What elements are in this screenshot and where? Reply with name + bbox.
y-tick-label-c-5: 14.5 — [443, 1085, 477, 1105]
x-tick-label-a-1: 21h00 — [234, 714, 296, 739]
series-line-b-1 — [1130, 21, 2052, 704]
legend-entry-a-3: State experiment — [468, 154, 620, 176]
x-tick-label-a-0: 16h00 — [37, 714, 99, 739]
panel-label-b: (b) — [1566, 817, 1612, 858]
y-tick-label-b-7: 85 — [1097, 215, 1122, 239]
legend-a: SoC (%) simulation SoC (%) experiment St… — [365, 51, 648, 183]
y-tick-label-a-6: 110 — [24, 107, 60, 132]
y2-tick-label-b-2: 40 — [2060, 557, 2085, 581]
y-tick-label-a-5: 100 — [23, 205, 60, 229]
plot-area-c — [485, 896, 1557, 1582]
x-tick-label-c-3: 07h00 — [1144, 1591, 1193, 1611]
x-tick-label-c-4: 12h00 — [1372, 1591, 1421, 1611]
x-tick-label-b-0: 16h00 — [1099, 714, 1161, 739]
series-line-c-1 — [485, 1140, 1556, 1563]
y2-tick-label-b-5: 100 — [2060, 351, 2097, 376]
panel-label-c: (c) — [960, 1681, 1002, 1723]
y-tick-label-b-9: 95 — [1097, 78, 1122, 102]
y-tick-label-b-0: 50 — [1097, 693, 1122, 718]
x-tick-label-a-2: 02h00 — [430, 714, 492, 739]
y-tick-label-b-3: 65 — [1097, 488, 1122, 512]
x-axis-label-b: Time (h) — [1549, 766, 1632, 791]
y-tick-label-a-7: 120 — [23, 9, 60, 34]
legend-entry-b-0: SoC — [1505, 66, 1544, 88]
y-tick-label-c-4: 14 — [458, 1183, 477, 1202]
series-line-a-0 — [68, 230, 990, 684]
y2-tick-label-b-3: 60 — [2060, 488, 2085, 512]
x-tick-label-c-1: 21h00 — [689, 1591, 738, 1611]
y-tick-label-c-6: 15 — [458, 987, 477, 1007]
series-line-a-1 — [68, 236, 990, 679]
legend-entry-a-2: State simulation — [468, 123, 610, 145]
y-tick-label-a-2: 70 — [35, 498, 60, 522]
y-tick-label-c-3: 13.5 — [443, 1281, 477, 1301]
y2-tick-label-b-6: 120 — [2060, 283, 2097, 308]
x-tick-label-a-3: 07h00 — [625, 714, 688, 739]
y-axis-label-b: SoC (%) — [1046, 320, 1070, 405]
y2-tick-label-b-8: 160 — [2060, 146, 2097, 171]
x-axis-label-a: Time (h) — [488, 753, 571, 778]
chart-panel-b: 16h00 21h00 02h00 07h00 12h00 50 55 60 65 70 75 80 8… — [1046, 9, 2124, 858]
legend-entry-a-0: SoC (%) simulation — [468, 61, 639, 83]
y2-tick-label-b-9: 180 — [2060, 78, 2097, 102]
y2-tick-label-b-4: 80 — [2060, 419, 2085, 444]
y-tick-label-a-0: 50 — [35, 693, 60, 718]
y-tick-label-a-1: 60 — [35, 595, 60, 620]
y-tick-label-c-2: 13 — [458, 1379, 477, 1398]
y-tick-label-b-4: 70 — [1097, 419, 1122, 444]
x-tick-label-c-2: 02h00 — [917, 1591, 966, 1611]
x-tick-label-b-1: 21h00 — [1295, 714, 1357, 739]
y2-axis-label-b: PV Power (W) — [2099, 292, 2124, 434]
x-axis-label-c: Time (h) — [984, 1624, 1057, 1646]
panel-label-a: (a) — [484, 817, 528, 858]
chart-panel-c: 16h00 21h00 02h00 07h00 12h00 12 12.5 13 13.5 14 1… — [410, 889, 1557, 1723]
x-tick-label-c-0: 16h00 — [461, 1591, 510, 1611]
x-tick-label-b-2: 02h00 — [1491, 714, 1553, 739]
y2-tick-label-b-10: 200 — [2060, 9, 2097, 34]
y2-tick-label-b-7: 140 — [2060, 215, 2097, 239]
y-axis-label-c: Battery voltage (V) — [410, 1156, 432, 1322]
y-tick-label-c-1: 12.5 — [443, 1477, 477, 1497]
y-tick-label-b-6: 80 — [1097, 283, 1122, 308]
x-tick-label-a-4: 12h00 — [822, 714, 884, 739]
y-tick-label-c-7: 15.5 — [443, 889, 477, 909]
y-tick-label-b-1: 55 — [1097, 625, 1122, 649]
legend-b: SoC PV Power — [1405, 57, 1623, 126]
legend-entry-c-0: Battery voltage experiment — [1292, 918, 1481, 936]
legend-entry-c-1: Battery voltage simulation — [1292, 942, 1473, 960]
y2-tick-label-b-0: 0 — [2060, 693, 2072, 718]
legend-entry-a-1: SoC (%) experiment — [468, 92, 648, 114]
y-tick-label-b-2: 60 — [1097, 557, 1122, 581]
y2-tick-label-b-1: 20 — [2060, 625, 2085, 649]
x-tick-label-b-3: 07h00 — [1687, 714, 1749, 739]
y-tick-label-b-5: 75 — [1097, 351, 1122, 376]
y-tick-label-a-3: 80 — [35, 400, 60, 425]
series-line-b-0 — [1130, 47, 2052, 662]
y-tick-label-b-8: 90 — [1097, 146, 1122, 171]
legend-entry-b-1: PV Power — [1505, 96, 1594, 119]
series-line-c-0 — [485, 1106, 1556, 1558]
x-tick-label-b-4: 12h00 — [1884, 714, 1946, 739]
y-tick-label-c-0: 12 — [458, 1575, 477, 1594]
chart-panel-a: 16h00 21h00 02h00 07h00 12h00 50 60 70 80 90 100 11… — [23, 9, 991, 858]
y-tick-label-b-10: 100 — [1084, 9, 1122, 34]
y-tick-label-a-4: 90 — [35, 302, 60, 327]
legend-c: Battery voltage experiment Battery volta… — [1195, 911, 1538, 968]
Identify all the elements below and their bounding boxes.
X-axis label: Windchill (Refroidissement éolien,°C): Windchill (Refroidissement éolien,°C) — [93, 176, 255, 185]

□ □ □ □ □ □ □

» **TASK REQUIREMENTS**:
Rewrite every line of the material above as a Markdown table with two columns, Row and Line. Number the rows in order and leave out blank lines.

» **TASK ANSWER**:
| Row | Line |
|---|---|
| 1 | What elements are in this screenshot and where? Reply with name + bbox. |
| 2 | y-tick-label-c-5: 14.5 — [443, 1085, 477, 1105] |
| 3 | x-tick-label-a-1: 21h00 — [234, 714, 296, 739] |
| 4 | series-line-b-1 — [1130, 21, 2052, 704] |
| 5 | legend-entry-a-3: State experiment — [468, 154, 620, 176] |
| 6 | x-tick-label-a-0: 16h00 — [37, 714, 99, 739] |
| 7 | panel-label-b: (b) — [1566, 817, 1612, 858] |
| 8 | y-tick-label-b-7: 85 — [1097, 215, 1122, 239] |
| 9 | legend-a: SoC (%) simulation SoC (%) experiment St… — [365, 51, 648, 183] |
| 10 | y-tick-label-a-6: 110 — [24, 107, 60, 132] |
| 11 | y2-tick-label-b-2: 40 — [2060, 557, 2085, 581] |
| 12 | y-tick-label-a-5: 100 — [23, 205, 60, 229] |
| 13 | plot-area-c — [485, 896, 1557, 1582] |
| 14 | x-tick-label-c-3: 07h00 — [1144, 1591, 1193, 1611] |
| 15 | x-tick-label-c-4: 12h00 — [1372, 1591, 1421, 1611] |
| 16 | x-tick-label-b-0: 16h00 — [1099, 714, 1161, 739] |
| 17 | series-line-c-1 — [485, 1140, 1556, 1563] |
| 18 | y2-tick-label-b-5: 100 — [2060, 351, 2097, 376] |
| 19 | panel-label-c: (c) — [960, 1681, 1002, 1723] |
| 20 | y-tick-label-b-9: 95 — [1097, 78, 1122, 102] |
| 21 | y-tick-label-b-0: 50 — [1097, 693, 1122, 718] |
| 22 | x-tick-label-a-2: 02h00 — [430, 714, 492, 739] |
| 23 | y-tick-label-b-3: 65 — [1097, 488, 1122, 512] |
| 24 | x-axis-label-b: Time (h) — [1549, 766, 1632, 791] |
| 25 | y-tick-label-a-7: 120 — [23, 9, 60, 34] |
| 26 | legend-entry-b-0: SoC — [1505, 66, 1544, 88] |
| 27 | y-tick-label-c-4: 14 — [458, 1183, 477, 1202] |
| 28 | series-line-a-0 — [68, 230, 990, 684] |
| 29 | y2-tick-label-b-3: 60 — [2060, 488, 2085, 512] |
| 30 | x-tick-label-c-1: 21h00 — [689, 1591, 738, 1611] |
| 31 | y-tick-label-c-6: 15 — [458, 987, 477, 1007] |
| 32 | series-line-a-1 — [68, 236, 990, 679] |
| 33 | legend-entry-a-2: State simulation — [468, 123, 610, 145] |
| 34 | y-tick-label-a-2: 70 — [35, 498, 60, 522] |
| 35 | y-tick-label-c-3: 13.5 — [443, 1281, 477, 1301] |
| 36 | y2-tick-label-b-6: 120 — [2060, 283, 2097, 308] |
| 37 | x-tick-label-a-3: 07h00 — [625, 714, 688, 739] |
| 38 | y-axis-label-b: SoC (%) — [1046, 320, 1070, 405] |
| 39 | y2-tick-label-b-8: 160 — [2060, 146, 2097, 171] |
| 40 | x-axis-label-a: Time (h) — [488, 753, 571, 778] |
| 41 | chart-panel-b: 16h00 21h00 02h00 07h00 12h00 50 55 60 65 70 75 80 8… — [1046, 9, 2124, 858] |
| 42 | legend-entry-a-0: SoC (%) simulation — [468, 61, 639, 83] |
| 43 | y2-tick-label-b-9: 180 — [2060, 78, 2097, 102] |
| 44 | y2-tick-label-b-4: 80 — [2060, 419, 2085, 444] |
| 45 | y-tick-label-a-0: 50 — [35, 693, 60, 718] |
| 46 | y-tick-label-a-1: 60 — [35, 595, 60, 620] |
| 47 | y-tick-label-c-2: 13 — [458, 1379, 477, 1398] |
| 48 | y-tick-label-b-4: 70 — [1097, 419, 1122, 444] |
| 49 | x-tick-label-c-2: 02h00 — [917, 1591, 966, 1611] |
| 50 | x-tick-label-b-1: 21h00 — [1295, 714, 1357, 739] |
| 51 | y2-axis-label-b: PV Power (W) — [2099, 292, 2124, 434] |
| 52 | x-axis-label-c: Time (h) — [984, 1624, 1057, 1646] |
| 53 | panel-label-a: (a) — [484, 817, 528, 858] |
| 54 | chart-panel-c: 16h00 21h00 02h00 07h00 12h00 12 12.5 13 13.5 14 1… — [410, 889, 1557, 1723] |
| 55 | x-tick-label-c-0: 16h00 — [461, 1591, 510, 1611] |
| 56 | x-tick-label-b-2: 02h00 — [1491, 714, 1553, 739] |
| 57 | y2-tick-label-b-10: 200 — [2060, 9, 2097, 34] |
| 58 | y2-tick-label-b-7: 140 — [2060, 215, 2097, 239] |
| 59 | y-axis-label-c: Battery voltage (V) — [410, 1156, 432, 1322] |
| 60 | y-tick-label-c-1: 12.5 — [443, 1477, 477, 1497] |
| 61 | y-tick-label-b-6: 80 — [1097, 283, 1122, 308] |
| 62 | x-tick-label-a-4: 12h00 — [822, 714, 884, 739] |
| 63 | y-tick-label-c-7: 15.5 — [443, 889, 477, 909] |
| 64 | y-tick-label-b-1: 55 — [1097, 625, 1122, 649] |
| 65 | legend-b: SoC PV Power — [1405, 57, 1623, 126] |
| 66 | legend-entry-c-0: Battery voltage experiment — [1292, 918, 1481, 936] |
| 67 | legend-entry-c-1: Battery voltage simulation — [1292, 942, 1473, 960] |
| 68 | y2-tick-label-b-0: 0 — [2060, 693, 2072, 718] |
| 69 | legend-entry-a-1: SoC (%) experiment — [468, 92, 648, 114] |
| 70 | y-tick-label-b-2: 60 — [1097, 557, 1122, 581] |
| 71 | y2-tick-label-b-1: 20 — [2060, 625, 2085, 649] |
| 72 | x-tick-label-b-3: 07h00 — [1687, 714, 1749, 739] |
| 73 | y-tick-label-b-5: 75 — [1097, 351, 1122, 376] |
| 74 | y-tick-label-a-3: 80 — [35, 400, 60, 425] |
| 75 | series-line-b-0 — [1130, 47, 2052, 662] |
| 76 | y-tick-label-b-8: 90 — [1097, 146, 1122, 171] |
| 77 | legend-entry-b-1: PV Power — [1505, 96, 1594, 119] |
| 78 | series-line-c-0 — [485, 1106, 1556, 1558] |
| 79 | x-tick-label-b-4: 12h00 — [1884, 714, 1946, 739] |
| 80 | y-tick-label-c-0: 12 — [458, 1575, 477, 1594] |
| 81 | chart-panel-a: 16h00 21h00 02h00 07h00 12h00 50 60 70 80 90 100 11… — [23, 9, 991, 858] |
| 82 | y-tick-label-b-10: 100 — [1084, 9, 1122, 34] |
| 83 | y-tick-label-a-4: 90 — [35, 302, 60, 327] |
| 84 | legend-c: Battery voltage experiment Battery volta… — [1195, 911, 1538, 968] |
| 85 | Identify all the elements below and their bounding boxes. |
| 86 | X-axis label: Windchill (Refroidissement éolien,°C): Windchill (Refroidissement éolien,°C) — [93, 176, 255, 185] |